[Items from a figure collection]
>> Start

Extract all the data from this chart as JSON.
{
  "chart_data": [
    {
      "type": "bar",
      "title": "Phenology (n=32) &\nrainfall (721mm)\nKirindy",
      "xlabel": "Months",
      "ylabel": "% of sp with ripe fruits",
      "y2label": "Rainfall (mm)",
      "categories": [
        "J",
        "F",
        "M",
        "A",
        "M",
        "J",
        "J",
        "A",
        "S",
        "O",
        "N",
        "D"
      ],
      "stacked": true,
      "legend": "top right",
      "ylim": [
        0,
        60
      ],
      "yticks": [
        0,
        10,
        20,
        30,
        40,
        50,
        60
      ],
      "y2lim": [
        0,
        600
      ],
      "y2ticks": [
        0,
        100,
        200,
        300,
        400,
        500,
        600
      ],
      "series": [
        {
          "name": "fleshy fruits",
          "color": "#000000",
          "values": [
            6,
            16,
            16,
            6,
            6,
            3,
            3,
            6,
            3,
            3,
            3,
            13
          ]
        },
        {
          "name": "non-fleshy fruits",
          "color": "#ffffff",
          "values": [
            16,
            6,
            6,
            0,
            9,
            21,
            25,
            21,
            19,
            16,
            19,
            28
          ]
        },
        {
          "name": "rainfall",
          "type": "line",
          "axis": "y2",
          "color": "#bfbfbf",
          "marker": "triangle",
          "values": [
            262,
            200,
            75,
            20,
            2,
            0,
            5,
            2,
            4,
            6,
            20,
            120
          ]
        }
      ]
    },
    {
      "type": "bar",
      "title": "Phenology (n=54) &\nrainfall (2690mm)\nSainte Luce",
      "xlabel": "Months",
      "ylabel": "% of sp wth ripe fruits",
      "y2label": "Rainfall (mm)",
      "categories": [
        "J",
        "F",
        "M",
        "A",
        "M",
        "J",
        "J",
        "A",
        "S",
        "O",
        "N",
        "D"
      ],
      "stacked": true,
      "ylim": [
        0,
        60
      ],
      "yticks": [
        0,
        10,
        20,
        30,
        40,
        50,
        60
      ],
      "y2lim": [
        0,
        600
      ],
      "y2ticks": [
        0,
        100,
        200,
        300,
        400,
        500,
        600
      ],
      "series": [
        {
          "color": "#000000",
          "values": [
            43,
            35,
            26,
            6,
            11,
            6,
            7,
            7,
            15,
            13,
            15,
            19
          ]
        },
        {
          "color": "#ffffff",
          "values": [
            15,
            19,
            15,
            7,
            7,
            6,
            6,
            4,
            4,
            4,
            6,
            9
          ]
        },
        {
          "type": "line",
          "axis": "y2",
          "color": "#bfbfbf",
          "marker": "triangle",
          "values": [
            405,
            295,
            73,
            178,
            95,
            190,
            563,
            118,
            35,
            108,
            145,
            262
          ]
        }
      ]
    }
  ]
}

>> End

◆ **AIM OF THE TASK**
Extract each line from the entries above that contains the string "fleshy".

◆ **EXERCISE RESULT**
          "name": "fleshy fruits",
          "name": "non-fleshy fruits",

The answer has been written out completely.